Your task: Show all lines from the data that include the word "this".

[Source records]
○ ○ ○ ○ ○
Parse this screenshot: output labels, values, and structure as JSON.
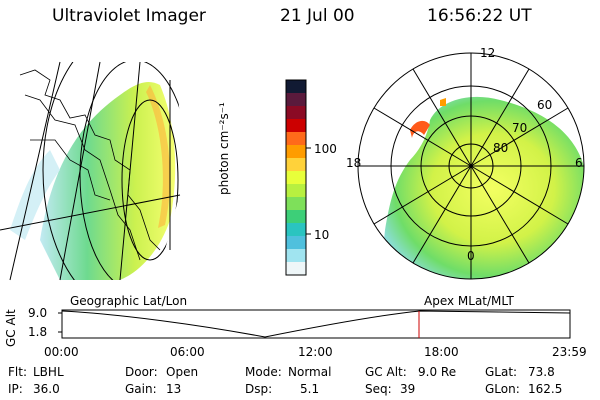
{
  "header": {
    "title": "Ultraviolet Imager",
    "date": "21 Jul 00",
    "time": "16:56:22 UT"
  },
  "colorbar": {
    "label": "photon cm⁻²s⁻¹",
    "ticks": [
      "100",
      "10"
    ],
    "colors": [
      "#111a33",
      "#5a1a3c",
      "#8b0a24",
      "#cc0000",
      "#ff6a1a",
      "#ff9c00",
      "#ffd23a",
      "#e8ff3a",
      "#b8f040",
      "#7ee05a",
      "#3dcf78",
      "#2ac4c0",
      "#4fc0dd",
      "#a0e4f0",
      "#eef6f8"
    ]
  },
  "geo_panel": {
    "caption": "Geographic Lat/Lon"
  },
  "polar_panel": {
    "caption": "Apex MLat/MLT",
    "mlt_labels": [
      "12",
      "18",
      "6",
      "0"
    ],
    "lat_labels": [
      "60",
      "70",
      "80"
    ]
  },
  "timeline": {
    "ylabel": "GC Alt",
    "yticks": [
      "9.0",
      "1.8"
    ],
    "xticks": [
      "00:00",
      "06:00",
      "12:00",
      "18:00",
      "23:59"
    ],
    "current_marker_color": "#cc0000"
  },
  "info": {
    "row1": [
      {
        "label": "Flt:",
        "value": "LBHL"
      },
      {
        "label": "Door:",
        "value": "Open"
      },
      {
        "label": "Mode:",
        "value": "Normal"
      },
      {
        "label": "GC Alt:",
        "value": "9.0 Re"
      },
      {
        "label": "GLat:",
        "value": "73.8"
      }
    ],
    "row2": [
      {
        "label": "IP:",
        "value": "36.0"
      },
      {
        "label": "Gain:",
        "value": "13"
      },
      {
        "label": "Dsp:",
        "value": "5.1"
      },
      {
        "label": "Seq:",
        "value": "39"
      },
      {
        "label": "GLon:",
        "value": "162.5"
      }
    ]
  }
}
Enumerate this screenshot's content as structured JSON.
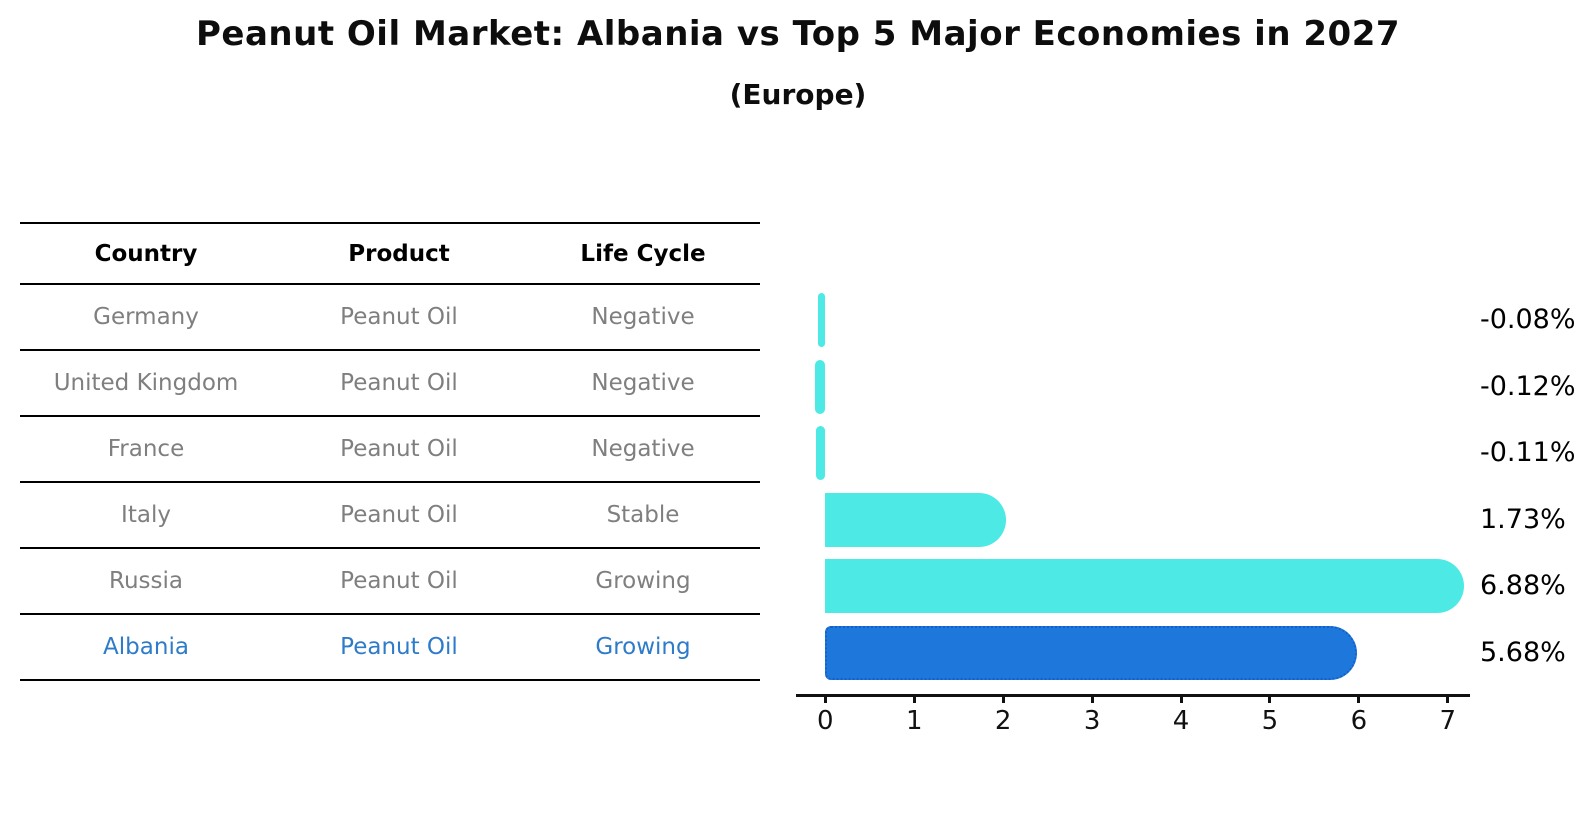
{
  "header": {
    "title": "Peanut Oil Market: Albania vs Top 5 Major Economies in 2027",
    "subtitle": "(Europe)"
  },
  "table": {
    "headers": [
      "Country",
      "Product",
      "Life Cycle"
    ],
    "rows": [
      {
        "country": "Germany",
        "product": "Peanut Oil",
        "life_cycle": "Negative",
        "highlight": false
      },
      {
        "country": "United Kingdom",
        "product": "Peanut Oil",
        "life_cycle": "Negative",
        "highlight": false
      },
      {
        "country": "France",
        "product": "Peanut Oil",
        "life_cycle": "Negative",
        "highlight": false
      },
      {
        "country": "Italy",
        "product": "Peanut Oil",
        "life_cycle": "Stable",
        "highlight": false
      },
      {
        "country": "Russia",
        "product": "Peanut Oil",
        "life_cycle": "Growing",
        "highlight": false
      },
      {
        "country": "Albania",
        "product": "Peanut Oil",
        "life_cycle": "Growing",
        "highlight": true
      }
    ]
  },
  "chart_data": {
    "type": "bar",
    "orientation": "horizontal",
    "title": "Peanut Oil Market: Albania vs Top 5 Major Economies in 2027 (Europe)",
    "categories": [
      "Germany",
      "United Kingdom",
      "France",
      "Italy",
      "Russia",
      "Albania"
    ],
    "values": [
      -0.08,
      -0.12,
      -0.11,
      1.73,
      6.88,
      5.68
    ],
    "value_labels": [
      "-0.08%",
      "-0.12%",
      "-0.11%",
      "1.73%",
      "6.88%",
      "5.68%"
    ],
    "x_ticks": [
      0,
      1,
      2,
      3,
      4,
      5,
      6,
      7
    ],
    "xlim": [
      -0.33,
      7.25
    ],
    "grid": false,
    "legend": "none",
    "bar_color": "#4DE9E5",
    "highlight_index": 5,
    "highlight_color": "#1E78DC",
    "highlight_border_color": "#1560C8",
    "value_label_color": "#000000"
  },
  "colors": {
    "row_text": "#7f7f7f",
    "highlight_text": "#2E7BC9",
    "header_text": "#000000",
    "axis": "#111111"
  }
}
○ ○ ○ ○ ○
Answer for the task:
Parse this screenshot: output labels, values, and structure as JSON.
Enumerate this screenshot's content as structured JSON.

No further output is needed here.